───── Information shown
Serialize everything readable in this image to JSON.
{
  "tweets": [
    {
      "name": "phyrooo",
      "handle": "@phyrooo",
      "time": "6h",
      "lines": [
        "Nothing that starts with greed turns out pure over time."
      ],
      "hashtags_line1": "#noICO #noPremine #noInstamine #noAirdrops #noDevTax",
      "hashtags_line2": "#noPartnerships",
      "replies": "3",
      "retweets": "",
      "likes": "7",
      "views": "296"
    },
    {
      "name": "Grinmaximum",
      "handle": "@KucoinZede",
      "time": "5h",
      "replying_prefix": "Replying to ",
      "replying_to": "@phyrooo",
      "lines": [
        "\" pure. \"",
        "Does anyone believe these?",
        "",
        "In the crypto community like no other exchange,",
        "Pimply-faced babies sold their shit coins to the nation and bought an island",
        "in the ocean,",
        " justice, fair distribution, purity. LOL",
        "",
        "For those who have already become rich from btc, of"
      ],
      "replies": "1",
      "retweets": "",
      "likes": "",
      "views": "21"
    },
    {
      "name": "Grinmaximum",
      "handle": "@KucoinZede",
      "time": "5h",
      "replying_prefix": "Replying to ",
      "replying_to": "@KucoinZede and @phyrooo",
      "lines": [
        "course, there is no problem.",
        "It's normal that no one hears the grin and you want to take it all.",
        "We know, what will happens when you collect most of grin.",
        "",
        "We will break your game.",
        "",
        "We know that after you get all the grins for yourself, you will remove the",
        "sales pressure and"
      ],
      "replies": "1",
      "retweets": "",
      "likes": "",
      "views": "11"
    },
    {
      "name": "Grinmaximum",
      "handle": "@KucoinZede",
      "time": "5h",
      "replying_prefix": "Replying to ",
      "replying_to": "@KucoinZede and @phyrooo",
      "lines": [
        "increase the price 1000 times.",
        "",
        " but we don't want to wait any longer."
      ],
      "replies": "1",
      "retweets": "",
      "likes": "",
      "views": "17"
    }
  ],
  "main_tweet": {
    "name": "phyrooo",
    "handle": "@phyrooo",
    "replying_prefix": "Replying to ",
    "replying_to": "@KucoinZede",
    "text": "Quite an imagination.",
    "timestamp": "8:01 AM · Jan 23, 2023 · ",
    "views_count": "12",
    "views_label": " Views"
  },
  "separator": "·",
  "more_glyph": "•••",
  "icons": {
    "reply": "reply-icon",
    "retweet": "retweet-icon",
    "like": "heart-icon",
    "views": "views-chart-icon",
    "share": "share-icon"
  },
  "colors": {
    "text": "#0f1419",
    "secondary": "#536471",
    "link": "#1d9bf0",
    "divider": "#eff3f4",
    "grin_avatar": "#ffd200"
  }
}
──────────
■ Work to complete: Copy all of the data exactly.

■ Finished task:
Serialize everything readable in this image to JSON.
{
  "tweets": [
    {
      "name": "phyrooo",
      "handle": "@phyrooo",
      "time": "6h",
      "lines": [
        "Nothing that starts with greed turns out pure over time."
      ],
      "hashtags_line1": "#noICO #noPremine #noInstamine #noAirdrops #noDevTax",
      "hashtags_line2": "#noPartnerships",
      "replies": "3",
      "retweets": "",
      "likes": "7",
      "views": "296"
    },
    {
      "name": "Grinmaximum",
      "handle": "@KucoinZede",
      "time": "5h",
      "replying_prefix": "Replying to ",
      "replying_to": "@phyrooo",
      "lines": [
        "\" pure. \"",
        "Does anyone believe these?",
        "",
        "In the crypto community like no other exchange,",
        "Pimply-faced babies sold their shit coins to the nation and bought an island",
        "in the ocean,",
        " justice, fair distribution, purity. LOL",
        "",
        "For those who have already become rich from btc, of"
      ],
      "replies": "1",
      "retweets": "",
      "likes": "",
      "views": "21"
    },
    {
      "name": "Grinmaximum",
      "handle": "@KucoinZede",
      "time": "5h",
      "replying_prefix": "Replying to ",
      "replying_to": "@KucoinZede and @phyrooo",
      "lines": [
        "course, there is no problem.",
        "It's normal that no one hears the grin and you want to take it all.",
        "We know, what will happens when you collect most of grin.",
        "",
        "We will break your game.",
        "",
        "We know that after you get all the grins for yourself, you will remove the",
        "sales pressure and"
      ],
      "replies": "1",
      "retweets": "",
      "likes": "",
      "views": "11"
    },
    {
      "name": "Grinmaximum",
      "handle": "@KucoinZede",
      "time": "5h",
      "replying_prefix": "Replying to ",
      "replying_to": "@KucoinZede and @phyrooo",
      "lines": [
        "increase the price 1000 times.",
        "",
        " but we don't want to wait any longer."
      ],
      "replies": "1",
      "retweets": "",
      "likes": "",
      "views": "17"
    }
  ],
  "main_tweet": {
    "name": "phyrooo",
    "handle": "@phyrooo",
    "replying_prefix": "Replying to ",
    "replying_to": "@KucoinZede",
    "text": "Quite an imagination.",
    "timestamp": "8:01 AM · Jan 23, 2023 · ",
    "views_count": "12",
    "views_label": " Views"
  },
  "separator": "·",
  "more_glyph": "•••",
  "icons": {
    "reply": "reply-icon",
    "retweet": "retweet-icon",
    "like": "heart-icon",
    "views": "views-chart-icon",
    "share": "share-icon"
  },
  "colors": {
    "text": "#0f1419",
    "secondary": "#536471",
    "link": "#1d9bf0",
    "divider": "#eff3f4",
    "grin_avatar": "#ffd200"
  }
}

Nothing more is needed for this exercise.